* THE EXERCISE
Word for word, restate every line of the listing that follows.

──────── EXTRACTED MATERIAL

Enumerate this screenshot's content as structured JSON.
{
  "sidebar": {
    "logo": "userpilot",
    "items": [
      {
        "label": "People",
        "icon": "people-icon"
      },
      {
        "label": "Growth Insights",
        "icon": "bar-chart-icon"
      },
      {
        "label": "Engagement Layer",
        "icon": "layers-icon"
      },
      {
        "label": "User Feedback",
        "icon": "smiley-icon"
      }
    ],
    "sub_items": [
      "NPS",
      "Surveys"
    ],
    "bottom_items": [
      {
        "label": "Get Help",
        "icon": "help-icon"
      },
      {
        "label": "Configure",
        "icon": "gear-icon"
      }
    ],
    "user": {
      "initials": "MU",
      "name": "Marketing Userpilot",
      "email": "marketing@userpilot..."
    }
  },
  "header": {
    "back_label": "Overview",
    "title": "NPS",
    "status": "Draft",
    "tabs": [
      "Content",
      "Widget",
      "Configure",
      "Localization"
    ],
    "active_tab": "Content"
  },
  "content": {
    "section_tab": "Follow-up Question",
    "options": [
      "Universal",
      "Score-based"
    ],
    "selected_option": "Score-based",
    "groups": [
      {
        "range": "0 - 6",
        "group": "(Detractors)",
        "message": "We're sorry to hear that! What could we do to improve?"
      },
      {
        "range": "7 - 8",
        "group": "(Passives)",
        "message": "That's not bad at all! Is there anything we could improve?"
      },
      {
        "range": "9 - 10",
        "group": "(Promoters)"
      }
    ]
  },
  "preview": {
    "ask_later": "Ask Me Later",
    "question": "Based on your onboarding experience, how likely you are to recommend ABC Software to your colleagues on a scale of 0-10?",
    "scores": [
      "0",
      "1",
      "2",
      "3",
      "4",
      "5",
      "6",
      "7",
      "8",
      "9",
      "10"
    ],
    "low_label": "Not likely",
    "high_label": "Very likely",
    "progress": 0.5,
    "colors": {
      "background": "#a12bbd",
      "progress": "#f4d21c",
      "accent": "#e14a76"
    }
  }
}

────────────────

* WRITTEN ANSWER
Enumerate this screenshot's content as structured JSON.
{
  "sidebar": {
    "logo": "userpilot",
    "items": [
      {
        "label": "People",
        "icon": "people-icon"
      },
      {
        "label": "Growth Insights",
        "icon": "bar-chart-icon"
      },
      {
        "label": "Engagement Layer",
        "icon": "layers-icon"
      },
      {
        "label": "User Feedback",
        "icon": "smiley-icon"
      }
    ],
    "sub_items": [
      "NPS",
      "Surveys"
    ],
    "bottom_items": [
      {
        "label": "Get Help",
        "icon": "help-icon"
      },
      {
        "label": "Configure",
        "icon": "gear-icon"
      }
    ],
    "user": {
      "initials": "MU",
      "name": "Marketing Userpilot",
      "email": "marketing@userpilot..."
    }
  },
  "header": {
    "back_label": "Overview",
    "title": "NPS",
    "status": "Draft",
    "tabs": [
      "Content",
      "Widget",
      "Configure",
      "Localization"
    ],
    "active_tab": "Content"
  },
  "content": {
    "section_tab": "Follow-up Question",
    "options": [
      "Universal",
      "Score-based"
    ],
    "selected_option": "Score-based",
    "groups": [
      {
        "range": "0 - 6",
        "group": "(Detractors)",
        "message": "We're sorry to hear that! What could we do to improve?"
      },
      {
        "range": "7 - 8",
        "group": "(Passives)",
        "message": "That's not bad at all! Is there anything we could improve?"
      },
      {
        "range": "9 - 10",
        "group": "(Promoters)"
      }
    ]
  },
  "preview": {
    "ask_later": "Ask Me Later",
    "question": "Based on your onboarding experience, how likely you are to recommend ABC Software to your colleagues on a scale of 0-10?",
    "scores": [
      "0",
      "1",
      "2",
      "3",
      "4",
      "5",
      "6",
      "7",
      "8",
      "9",
      "10"
    ],
    "low_label": "Not likely",
    "high_label": "Very likely",
    "progress": 0.5,
    "colors": {
      "background": "#a12bbd",
      "progress": "#f4d21c",
      "accent": "#e14a76"
    }
  }
}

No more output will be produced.